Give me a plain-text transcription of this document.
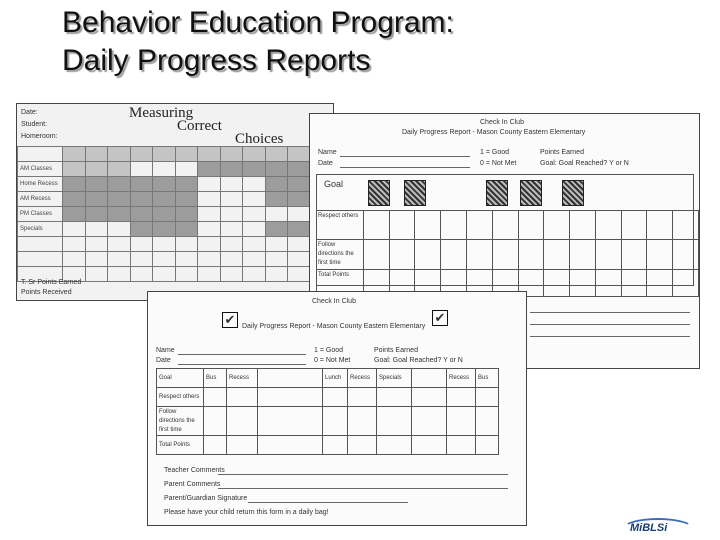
Behavior Education Program:
Daily Progress Reports
Date:
Student:
Homeroom:
Measuring
Correct
Choices

AM Classes												
Home Recess												
AM Recess												
PM Classes												
Specials												

T. Sr Points Earned
Points Received
Check In Club
Daily Progress Report - Mason County Eastern Elementary
Name
Date
1 = Good
0 = Not Met
Points Earned
Goal: Goal Reached? Y or N
Goal
Respect others													
Follow directions the first time													
Total Points													
Check In Club
✔	✔
Daily Progress Report - Mason County Eastern Elementary
Name
Date
1 = Good
0 = Not Met
Points Earned
Goal: Goal Reached? Y or N
Goal	Bus	Recess		Lunch	Recess	Specials		Recess	Bus
Respect others									
Follow directions the first time									
Total Points									
Teacher Comments
Parent Comments
Parent/Guardian Signature
Please have your child return this form in a daily bag!
MiBLSi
————
DIRECTIONS FOR THIS TASK: Apart from the pictures, the entries above are to be repeated in full and exactly.

CORRECT OUTPUT:
Give me a plain-text transcription of this document.
Behavior Education Program:
Daily Progress Reports
Date:
Student:
Homeroom:
Measuring
Correct
Choices

AM Classes												
Home Recess												
AM Recess												
PM Classes												
Specials												

T. Sr Points Earned
Points Received
Check In Club
Daily Progress Report - Mason County Eastern Elementary
Name
Date
1 = Good
0 = Not Met
Points Earned
Goal: Goal Reached? Y or N
Goal
Respect others													
Follow directions the first time													
Total Points													
Check In Club
✔	✔
Daily Progress Report - Mason County Eastern Elementary
Name
Date
1 = Good
0 = Not Met
Points Earned
Goal: Goal Reached? Y or N
Goal	Bus	Recess		Lunch	Recess	Specials		Recess	Bus
Respect others									
Follow directions the first time									
Total Points									
Teacher Comments
Parent Comments
Parent/Guardian Signature
Please have your child return this form in a daily bag!
MiBLSi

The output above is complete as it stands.